Reproduce each line that includes the word "Servlet".

** BEGIN Material for this exercise **

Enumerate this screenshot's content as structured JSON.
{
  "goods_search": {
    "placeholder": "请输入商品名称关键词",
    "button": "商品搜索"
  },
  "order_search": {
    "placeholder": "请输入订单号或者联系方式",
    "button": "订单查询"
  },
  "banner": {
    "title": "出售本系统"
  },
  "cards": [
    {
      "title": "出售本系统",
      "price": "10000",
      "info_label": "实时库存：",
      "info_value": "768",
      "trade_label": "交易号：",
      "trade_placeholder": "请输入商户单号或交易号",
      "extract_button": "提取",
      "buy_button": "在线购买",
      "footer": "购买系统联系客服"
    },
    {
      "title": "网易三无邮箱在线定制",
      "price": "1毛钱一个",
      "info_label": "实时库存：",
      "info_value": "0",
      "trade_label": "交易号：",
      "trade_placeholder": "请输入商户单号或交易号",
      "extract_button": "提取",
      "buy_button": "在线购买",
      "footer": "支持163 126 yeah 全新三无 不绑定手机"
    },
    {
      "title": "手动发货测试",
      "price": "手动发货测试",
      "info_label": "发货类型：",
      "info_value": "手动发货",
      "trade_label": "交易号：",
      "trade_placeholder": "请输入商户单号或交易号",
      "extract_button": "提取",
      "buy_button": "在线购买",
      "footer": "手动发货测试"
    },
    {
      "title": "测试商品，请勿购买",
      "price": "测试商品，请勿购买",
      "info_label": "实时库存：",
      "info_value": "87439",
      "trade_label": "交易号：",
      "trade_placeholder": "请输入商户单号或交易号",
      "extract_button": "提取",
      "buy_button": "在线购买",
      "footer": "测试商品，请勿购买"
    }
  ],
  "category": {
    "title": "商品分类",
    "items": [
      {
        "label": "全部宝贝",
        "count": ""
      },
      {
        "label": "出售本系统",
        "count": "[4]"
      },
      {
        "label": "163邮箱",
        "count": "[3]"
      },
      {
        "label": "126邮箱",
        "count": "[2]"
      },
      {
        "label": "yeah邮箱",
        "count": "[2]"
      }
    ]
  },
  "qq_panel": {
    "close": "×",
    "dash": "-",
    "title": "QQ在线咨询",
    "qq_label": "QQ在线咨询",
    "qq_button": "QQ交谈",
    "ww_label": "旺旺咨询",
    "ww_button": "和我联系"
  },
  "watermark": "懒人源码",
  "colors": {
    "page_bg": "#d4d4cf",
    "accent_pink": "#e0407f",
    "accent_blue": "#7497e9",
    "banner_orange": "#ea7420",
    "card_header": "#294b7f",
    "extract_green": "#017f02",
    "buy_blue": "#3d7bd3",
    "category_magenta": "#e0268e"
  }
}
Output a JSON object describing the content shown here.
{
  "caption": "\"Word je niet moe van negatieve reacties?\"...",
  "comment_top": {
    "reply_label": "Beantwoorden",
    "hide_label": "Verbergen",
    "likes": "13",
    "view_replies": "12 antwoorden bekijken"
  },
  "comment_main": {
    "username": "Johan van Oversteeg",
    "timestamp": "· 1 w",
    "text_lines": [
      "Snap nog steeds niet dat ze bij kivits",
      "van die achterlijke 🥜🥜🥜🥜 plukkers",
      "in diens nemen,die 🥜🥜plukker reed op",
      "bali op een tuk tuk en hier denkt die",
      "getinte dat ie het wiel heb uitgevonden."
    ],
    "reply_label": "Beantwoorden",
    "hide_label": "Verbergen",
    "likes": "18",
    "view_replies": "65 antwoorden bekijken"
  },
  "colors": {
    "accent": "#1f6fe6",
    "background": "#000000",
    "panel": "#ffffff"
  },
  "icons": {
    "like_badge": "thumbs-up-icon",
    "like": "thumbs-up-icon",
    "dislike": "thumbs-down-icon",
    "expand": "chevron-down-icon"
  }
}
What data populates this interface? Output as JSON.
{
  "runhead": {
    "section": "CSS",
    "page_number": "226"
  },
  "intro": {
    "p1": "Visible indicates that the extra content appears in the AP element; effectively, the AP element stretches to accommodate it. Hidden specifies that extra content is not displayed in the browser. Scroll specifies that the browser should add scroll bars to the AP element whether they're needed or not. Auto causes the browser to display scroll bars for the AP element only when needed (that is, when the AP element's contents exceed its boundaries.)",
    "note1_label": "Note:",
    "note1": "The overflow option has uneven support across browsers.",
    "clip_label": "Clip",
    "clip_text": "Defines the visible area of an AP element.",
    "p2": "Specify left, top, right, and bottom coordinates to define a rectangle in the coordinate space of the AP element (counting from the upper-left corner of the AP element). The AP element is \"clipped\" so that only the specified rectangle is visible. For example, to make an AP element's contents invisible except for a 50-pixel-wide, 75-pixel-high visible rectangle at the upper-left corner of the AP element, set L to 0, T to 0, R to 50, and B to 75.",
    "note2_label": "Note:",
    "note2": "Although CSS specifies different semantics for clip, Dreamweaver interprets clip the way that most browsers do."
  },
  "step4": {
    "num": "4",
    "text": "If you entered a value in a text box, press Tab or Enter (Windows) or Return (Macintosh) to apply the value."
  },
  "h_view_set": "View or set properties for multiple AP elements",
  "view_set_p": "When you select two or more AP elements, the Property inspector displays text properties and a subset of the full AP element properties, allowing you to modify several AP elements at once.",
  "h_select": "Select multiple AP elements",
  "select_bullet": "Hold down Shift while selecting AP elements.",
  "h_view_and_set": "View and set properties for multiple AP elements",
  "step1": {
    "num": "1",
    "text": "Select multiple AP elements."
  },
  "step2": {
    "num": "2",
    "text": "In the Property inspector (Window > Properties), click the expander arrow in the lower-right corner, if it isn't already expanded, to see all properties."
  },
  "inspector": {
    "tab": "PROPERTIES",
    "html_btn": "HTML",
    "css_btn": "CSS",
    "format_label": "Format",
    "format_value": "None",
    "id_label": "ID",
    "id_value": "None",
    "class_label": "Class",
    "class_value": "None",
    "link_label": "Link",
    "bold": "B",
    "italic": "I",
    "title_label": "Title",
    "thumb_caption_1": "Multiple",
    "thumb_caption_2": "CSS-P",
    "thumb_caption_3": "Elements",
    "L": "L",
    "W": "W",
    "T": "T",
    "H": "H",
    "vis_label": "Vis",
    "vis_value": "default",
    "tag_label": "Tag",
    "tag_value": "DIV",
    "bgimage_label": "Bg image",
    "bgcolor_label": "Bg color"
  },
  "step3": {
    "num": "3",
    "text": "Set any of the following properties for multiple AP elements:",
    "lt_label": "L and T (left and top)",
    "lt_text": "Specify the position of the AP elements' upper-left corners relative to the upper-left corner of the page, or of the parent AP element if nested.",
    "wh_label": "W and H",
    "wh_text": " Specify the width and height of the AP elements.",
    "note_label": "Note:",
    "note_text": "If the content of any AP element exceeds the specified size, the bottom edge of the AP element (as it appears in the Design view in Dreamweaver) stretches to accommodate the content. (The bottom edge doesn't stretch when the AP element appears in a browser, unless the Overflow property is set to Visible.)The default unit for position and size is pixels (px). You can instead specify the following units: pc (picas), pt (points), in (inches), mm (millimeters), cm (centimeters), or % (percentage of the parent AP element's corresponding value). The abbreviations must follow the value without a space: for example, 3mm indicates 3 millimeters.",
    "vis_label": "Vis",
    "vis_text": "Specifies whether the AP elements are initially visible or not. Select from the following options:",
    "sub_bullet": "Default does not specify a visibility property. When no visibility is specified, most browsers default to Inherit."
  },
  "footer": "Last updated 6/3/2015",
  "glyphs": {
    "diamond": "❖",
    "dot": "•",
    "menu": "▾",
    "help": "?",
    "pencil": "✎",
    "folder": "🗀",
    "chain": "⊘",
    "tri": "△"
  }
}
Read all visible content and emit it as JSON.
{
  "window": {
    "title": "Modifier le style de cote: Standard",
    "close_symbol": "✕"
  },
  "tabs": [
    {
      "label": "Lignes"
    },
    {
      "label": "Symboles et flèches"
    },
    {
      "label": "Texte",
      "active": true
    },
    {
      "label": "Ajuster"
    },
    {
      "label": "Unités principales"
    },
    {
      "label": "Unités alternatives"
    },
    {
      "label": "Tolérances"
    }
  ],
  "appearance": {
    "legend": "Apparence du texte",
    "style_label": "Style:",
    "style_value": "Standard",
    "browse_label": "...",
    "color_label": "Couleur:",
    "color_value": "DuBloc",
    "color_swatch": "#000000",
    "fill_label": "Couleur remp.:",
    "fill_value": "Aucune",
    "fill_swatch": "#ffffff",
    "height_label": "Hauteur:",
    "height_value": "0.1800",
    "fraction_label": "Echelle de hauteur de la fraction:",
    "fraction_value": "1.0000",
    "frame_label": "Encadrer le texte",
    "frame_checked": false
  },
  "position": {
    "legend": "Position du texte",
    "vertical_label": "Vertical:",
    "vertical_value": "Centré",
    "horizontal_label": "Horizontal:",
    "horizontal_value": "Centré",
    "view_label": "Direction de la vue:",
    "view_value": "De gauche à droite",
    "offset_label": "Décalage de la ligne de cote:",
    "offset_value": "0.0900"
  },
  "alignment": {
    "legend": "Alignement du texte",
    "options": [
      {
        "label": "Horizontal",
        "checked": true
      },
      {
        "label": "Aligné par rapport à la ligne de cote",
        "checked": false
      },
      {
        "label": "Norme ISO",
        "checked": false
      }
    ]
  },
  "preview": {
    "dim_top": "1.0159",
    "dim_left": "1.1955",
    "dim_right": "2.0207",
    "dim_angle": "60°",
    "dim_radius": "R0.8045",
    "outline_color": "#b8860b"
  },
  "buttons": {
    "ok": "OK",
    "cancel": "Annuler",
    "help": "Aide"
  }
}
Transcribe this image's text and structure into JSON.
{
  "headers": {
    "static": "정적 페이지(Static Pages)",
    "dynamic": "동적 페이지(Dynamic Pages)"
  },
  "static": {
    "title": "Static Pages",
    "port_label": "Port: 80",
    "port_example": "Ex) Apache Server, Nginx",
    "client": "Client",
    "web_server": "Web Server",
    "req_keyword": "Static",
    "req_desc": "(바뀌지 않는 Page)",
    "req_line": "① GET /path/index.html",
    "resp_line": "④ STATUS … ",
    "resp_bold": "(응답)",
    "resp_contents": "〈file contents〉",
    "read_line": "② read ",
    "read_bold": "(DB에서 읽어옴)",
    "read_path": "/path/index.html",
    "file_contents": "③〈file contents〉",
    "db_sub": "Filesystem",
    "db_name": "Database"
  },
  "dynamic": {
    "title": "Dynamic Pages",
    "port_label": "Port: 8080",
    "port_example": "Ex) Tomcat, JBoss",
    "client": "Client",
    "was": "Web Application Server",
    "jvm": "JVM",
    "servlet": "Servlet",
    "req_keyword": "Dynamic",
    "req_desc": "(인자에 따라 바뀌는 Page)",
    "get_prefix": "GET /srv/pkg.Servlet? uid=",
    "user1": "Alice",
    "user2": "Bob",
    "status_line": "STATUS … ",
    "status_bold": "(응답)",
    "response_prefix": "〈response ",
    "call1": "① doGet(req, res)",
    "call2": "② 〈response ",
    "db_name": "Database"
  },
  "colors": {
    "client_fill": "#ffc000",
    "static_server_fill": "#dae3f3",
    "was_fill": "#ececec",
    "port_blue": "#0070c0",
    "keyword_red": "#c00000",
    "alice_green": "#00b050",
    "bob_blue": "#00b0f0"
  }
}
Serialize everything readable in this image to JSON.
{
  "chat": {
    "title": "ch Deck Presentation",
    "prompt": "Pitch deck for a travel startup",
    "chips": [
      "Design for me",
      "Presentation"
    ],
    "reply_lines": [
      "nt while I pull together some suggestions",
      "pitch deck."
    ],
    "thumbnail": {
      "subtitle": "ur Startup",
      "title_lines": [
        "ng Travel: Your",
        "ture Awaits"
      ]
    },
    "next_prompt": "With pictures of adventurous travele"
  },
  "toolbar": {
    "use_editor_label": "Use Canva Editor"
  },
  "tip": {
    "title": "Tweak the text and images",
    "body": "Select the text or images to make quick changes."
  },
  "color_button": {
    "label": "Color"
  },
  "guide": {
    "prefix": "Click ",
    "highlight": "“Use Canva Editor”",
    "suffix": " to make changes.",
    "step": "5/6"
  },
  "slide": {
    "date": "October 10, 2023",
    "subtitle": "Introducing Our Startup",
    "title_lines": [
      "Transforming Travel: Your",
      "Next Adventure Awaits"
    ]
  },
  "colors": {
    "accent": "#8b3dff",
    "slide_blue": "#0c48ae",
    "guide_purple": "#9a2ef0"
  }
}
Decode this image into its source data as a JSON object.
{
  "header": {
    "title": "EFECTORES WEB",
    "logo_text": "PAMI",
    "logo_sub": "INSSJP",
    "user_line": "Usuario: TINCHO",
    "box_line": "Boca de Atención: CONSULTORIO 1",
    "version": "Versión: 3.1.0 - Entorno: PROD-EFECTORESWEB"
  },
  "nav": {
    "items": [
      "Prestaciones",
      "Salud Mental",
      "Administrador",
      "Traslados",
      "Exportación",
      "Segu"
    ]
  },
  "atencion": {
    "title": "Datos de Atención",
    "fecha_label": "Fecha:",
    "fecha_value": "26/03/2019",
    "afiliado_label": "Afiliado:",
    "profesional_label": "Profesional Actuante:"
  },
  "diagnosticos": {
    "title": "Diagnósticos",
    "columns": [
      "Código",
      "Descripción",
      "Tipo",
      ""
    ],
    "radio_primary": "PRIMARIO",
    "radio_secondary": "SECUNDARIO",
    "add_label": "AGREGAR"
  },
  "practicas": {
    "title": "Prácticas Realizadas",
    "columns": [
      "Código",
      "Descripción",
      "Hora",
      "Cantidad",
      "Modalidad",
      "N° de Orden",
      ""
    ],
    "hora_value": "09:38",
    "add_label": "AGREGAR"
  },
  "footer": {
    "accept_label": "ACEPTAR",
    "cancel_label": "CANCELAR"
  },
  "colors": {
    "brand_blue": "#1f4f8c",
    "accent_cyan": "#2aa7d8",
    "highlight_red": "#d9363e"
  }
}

** END Material for this exercise **

> Exercise result
    "servlet": "Servlet",
    "get_prefix": "GET /srv/pkg.Servlet? uid=",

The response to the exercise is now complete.